**Written instruction**: Pull every "authentication" line out of the data below.

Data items
* Begin *
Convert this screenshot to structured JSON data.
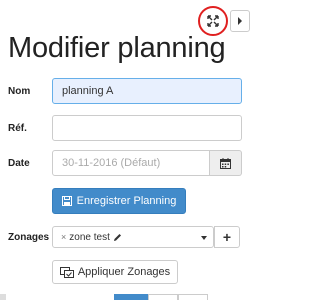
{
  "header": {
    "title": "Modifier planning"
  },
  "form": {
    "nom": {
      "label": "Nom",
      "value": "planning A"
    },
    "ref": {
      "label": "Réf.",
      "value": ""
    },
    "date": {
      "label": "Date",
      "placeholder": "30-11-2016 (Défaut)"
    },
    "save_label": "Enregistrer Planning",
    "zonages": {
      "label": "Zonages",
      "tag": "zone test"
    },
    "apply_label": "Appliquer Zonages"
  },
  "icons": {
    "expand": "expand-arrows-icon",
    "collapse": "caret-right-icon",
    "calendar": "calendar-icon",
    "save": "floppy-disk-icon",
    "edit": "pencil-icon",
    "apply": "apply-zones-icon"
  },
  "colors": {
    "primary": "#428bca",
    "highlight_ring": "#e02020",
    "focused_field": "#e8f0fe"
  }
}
* End *
* Begin *
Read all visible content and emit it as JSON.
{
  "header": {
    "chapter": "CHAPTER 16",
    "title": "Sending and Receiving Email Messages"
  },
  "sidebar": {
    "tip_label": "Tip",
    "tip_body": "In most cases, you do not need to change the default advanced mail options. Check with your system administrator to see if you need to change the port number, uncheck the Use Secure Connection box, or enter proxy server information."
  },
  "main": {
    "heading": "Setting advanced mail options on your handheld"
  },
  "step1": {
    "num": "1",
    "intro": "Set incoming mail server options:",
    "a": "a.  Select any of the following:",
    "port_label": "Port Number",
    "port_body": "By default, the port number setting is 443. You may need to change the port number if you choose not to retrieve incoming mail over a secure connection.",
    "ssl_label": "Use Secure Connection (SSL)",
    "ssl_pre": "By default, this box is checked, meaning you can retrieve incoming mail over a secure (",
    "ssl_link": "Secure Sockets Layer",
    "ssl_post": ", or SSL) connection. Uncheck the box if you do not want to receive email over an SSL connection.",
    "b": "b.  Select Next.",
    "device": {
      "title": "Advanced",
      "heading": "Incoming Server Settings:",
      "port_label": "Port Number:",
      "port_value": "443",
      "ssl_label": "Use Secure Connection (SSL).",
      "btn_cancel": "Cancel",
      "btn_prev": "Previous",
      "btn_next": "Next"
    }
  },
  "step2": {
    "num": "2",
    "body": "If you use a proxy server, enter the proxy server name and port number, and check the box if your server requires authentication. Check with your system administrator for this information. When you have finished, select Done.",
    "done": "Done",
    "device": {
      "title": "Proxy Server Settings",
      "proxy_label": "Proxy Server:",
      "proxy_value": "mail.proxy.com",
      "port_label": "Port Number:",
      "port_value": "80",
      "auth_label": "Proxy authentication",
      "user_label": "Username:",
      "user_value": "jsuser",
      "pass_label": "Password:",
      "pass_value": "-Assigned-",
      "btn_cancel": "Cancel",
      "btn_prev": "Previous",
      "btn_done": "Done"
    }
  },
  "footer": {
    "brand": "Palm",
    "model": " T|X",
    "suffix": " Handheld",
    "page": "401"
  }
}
* End *
* Begin *
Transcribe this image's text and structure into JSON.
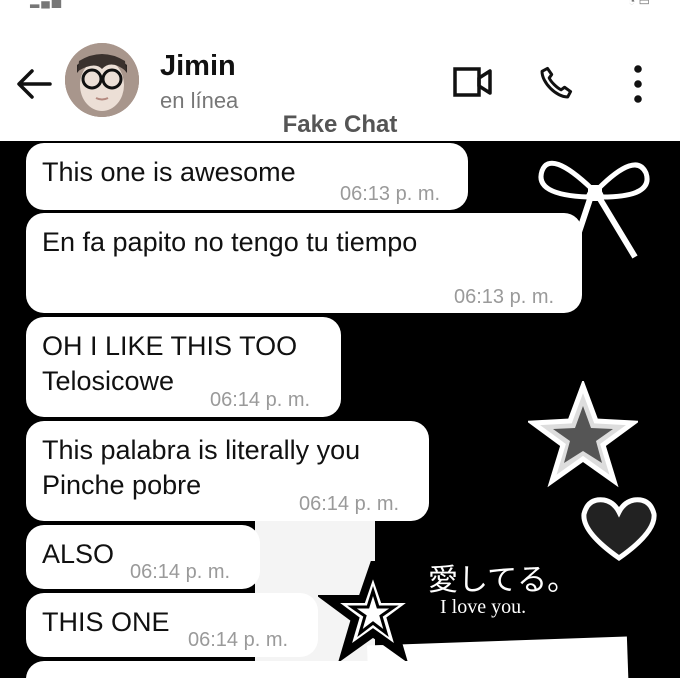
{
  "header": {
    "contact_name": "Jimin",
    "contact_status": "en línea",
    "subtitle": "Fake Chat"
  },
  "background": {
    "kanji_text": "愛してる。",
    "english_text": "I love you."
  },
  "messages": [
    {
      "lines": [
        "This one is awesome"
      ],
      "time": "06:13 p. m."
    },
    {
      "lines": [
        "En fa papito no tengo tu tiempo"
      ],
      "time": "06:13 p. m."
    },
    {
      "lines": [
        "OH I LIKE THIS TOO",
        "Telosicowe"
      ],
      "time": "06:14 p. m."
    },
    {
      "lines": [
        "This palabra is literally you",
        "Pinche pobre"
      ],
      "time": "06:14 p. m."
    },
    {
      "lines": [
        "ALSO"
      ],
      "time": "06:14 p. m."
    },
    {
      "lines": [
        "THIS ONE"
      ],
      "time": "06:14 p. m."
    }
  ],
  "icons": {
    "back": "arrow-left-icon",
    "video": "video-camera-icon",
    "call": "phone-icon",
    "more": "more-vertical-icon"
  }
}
* End *
**Completed exercise**:
    "body": "If you use a proxy server, enter the proxy server name and port number, and check the box if your server requires authentication. Check with your system administrator for this information. When you have finished, select Done.",
      "auth_label": "Proxy authentication",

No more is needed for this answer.